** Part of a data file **
----
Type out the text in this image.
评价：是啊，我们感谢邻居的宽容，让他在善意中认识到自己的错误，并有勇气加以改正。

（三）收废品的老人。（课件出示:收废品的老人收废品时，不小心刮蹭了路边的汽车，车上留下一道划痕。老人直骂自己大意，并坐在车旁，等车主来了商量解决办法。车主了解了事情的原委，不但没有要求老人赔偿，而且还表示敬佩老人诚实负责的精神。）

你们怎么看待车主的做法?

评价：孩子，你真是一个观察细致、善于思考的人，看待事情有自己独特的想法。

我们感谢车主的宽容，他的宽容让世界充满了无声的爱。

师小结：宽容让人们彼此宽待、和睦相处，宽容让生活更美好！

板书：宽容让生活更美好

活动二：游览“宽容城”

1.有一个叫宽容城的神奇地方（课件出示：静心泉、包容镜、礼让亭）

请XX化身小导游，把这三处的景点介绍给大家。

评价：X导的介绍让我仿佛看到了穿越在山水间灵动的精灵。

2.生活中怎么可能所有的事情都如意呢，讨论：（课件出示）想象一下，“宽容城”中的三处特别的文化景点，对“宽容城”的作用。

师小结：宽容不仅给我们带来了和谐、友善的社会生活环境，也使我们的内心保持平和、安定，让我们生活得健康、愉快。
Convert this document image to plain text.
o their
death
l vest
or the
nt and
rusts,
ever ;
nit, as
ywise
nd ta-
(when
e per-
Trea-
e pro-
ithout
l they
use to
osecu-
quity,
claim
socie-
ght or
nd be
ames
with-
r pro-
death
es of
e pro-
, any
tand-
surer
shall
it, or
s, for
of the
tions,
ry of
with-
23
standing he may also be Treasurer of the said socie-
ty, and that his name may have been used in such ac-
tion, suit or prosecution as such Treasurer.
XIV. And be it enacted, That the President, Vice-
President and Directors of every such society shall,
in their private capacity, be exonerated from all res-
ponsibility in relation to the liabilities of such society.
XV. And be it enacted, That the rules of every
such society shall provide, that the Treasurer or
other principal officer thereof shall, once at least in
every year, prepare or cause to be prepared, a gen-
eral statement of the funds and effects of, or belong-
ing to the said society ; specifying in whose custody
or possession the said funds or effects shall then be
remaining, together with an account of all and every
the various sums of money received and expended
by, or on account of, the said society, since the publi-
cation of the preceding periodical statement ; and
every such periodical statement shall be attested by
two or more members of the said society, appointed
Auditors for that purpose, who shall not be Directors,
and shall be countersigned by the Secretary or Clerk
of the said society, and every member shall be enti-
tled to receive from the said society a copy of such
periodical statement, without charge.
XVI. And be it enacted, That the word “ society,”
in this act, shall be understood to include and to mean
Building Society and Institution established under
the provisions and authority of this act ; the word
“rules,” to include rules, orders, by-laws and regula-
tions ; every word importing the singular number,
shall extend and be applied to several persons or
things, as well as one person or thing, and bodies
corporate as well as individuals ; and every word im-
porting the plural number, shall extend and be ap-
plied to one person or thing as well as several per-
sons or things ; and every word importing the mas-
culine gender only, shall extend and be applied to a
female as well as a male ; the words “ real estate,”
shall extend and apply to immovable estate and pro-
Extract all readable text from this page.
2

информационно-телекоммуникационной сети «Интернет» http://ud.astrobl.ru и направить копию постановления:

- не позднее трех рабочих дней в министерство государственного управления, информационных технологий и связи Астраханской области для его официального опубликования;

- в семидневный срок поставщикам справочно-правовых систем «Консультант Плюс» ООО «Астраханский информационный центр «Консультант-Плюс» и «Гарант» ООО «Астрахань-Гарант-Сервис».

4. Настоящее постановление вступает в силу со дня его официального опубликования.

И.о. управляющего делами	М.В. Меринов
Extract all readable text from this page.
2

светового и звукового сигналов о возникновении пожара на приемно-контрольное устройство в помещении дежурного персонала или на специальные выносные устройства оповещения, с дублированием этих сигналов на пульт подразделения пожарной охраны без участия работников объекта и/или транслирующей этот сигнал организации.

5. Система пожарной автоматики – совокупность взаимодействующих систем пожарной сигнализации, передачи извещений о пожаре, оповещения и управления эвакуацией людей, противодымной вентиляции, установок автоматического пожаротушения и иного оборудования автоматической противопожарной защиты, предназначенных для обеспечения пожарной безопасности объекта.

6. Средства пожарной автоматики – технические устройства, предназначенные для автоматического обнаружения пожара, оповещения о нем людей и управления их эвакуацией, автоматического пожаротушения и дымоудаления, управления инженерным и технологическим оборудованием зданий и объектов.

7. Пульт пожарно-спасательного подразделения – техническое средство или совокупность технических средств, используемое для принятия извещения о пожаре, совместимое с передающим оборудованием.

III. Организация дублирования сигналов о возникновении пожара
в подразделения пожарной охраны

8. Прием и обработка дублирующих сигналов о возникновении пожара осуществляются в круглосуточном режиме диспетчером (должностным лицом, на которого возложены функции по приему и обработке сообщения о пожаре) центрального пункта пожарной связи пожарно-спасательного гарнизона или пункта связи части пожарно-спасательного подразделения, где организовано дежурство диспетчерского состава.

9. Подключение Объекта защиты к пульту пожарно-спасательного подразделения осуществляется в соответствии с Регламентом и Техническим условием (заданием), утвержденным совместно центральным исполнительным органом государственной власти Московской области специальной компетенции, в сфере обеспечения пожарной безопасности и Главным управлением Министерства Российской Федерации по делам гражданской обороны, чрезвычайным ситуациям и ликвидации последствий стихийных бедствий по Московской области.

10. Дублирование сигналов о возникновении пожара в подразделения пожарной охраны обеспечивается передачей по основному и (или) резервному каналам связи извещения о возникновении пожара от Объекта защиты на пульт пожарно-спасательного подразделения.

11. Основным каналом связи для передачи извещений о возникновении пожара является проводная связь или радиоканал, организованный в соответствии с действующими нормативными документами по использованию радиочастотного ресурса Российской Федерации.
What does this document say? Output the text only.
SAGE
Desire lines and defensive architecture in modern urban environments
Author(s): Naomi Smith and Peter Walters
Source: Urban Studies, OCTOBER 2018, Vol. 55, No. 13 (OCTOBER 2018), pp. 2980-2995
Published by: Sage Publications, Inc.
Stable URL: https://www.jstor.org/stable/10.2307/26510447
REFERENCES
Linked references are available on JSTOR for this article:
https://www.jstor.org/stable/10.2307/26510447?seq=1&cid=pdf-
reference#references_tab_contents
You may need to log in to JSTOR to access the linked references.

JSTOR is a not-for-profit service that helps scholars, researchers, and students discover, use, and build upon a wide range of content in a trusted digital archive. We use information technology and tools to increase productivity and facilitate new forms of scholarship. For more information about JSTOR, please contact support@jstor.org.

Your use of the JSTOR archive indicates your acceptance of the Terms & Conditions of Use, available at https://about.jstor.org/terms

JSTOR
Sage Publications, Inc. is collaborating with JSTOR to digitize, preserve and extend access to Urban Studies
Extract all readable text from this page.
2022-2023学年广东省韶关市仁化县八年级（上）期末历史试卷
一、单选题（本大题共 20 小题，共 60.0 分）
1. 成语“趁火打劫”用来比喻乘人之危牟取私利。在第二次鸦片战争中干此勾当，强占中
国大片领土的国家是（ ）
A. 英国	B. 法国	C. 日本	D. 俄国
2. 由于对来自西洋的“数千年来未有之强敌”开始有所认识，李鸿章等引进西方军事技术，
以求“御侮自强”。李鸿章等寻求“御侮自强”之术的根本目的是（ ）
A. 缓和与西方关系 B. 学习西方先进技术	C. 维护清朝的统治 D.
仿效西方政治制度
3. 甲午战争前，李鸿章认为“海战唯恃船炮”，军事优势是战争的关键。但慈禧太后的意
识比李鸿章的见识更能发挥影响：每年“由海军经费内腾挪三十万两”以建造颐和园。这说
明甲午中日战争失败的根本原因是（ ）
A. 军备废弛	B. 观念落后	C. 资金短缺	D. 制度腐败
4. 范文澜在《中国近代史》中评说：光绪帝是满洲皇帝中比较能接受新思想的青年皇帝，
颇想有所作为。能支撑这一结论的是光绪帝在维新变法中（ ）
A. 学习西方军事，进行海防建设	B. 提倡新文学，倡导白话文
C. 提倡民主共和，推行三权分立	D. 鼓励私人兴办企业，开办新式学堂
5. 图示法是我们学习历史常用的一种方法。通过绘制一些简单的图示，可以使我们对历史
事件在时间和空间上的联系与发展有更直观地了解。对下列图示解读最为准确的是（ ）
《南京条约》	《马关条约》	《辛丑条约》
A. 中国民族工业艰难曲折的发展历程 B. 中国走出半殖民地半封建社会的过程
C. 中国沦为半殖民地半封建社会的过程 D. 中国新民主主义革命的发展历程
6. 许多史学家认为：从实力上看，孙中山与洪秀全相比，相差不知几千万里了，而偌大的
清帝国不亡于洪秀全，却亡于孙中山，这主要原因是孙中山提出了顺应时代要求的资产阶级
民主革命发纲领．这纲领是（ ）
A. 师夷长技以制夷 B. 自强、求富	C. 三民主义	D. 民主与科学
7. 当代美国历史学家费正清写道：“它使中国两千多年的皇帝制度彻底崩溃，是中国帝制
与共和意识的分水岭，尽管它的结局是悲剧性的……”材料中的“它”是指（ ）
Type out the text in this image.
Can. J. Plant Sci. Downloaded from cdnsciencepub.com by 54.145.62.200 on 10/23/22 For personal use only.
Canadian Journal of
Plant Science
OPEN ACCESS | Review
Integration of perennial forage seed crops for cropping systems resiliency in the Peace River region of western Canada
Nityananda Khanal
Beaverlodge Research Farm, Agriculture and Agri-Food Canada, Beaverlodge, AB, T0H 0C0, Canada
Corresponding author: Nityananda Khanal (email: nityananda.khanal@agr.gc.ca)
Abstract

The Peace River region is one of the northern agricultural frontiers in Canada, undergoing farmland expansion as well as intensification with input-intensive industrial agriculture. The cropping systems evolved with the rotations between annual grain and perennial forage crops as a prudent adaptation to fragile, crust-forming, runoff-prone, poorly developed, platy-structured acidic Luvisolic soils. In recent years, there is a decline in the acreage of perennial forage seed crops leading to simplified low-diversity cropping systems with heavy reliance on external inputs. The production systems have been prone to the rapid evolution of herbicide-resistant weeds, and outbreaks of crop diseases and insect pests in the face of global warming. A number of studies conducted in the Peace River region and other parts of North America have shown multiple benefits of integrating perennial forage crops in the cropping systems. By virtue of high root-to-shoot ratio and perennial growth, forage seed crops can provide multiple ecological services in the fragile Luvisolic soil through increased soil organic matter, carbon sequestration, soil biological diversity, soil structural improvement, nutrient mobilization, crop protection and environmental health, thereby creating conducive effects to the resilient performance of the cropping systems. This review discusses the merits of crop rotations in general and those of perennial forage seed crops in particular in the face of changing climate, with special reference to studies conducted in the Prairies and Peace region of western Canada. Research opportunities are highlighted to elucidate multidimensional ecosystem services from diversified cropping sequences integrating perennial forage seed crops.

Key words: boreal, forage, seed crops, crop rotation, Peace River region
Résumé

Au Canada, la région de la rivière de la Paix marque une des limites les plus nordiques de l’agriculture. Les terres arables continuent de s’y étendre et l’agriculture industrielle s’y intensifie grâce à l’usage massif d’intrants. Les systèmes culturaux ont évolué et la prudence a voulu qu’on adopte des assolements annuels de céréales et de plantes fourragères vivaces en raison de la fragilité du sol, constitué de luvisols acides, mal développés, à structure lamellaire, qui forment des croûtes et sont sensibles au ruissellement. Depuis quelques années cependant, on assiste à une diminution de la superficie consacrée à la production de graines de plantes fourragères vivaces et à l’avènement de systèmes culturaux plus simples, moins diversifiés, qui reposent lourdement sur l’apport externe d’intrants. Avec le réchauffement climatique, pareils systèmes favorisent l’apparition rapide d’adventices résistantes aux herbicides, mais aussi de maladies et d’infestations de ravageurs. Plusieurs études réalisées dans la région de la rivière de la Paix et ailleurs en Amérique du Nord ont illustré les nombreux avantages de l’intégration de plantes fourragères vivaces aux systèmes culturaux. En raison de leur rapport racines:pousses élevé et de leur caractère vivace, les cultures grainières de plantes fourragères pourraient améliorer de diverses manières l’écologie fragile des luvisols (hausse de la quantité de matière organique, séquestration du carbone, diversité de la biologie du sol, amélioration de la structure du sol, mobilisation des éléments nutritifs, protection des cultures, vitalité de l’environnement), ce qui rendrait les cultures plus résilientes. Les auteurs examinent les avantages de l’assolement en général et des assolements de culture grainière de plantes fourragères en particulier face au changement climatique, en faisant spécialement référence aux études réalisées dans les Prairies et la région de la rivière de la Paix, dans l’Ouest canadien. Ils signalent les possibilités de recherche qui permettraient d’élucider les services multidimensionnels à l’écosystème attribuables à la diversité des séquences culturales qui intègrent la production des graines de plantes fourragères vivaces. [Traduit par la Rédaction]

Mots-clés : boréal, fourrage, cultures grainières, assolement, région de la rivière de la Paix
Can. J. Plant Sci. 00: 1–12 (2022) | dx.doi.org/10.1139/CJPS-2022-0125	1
----
** Written request **
Say how many lines contain "several", and give nothing but that number.

** The output **
2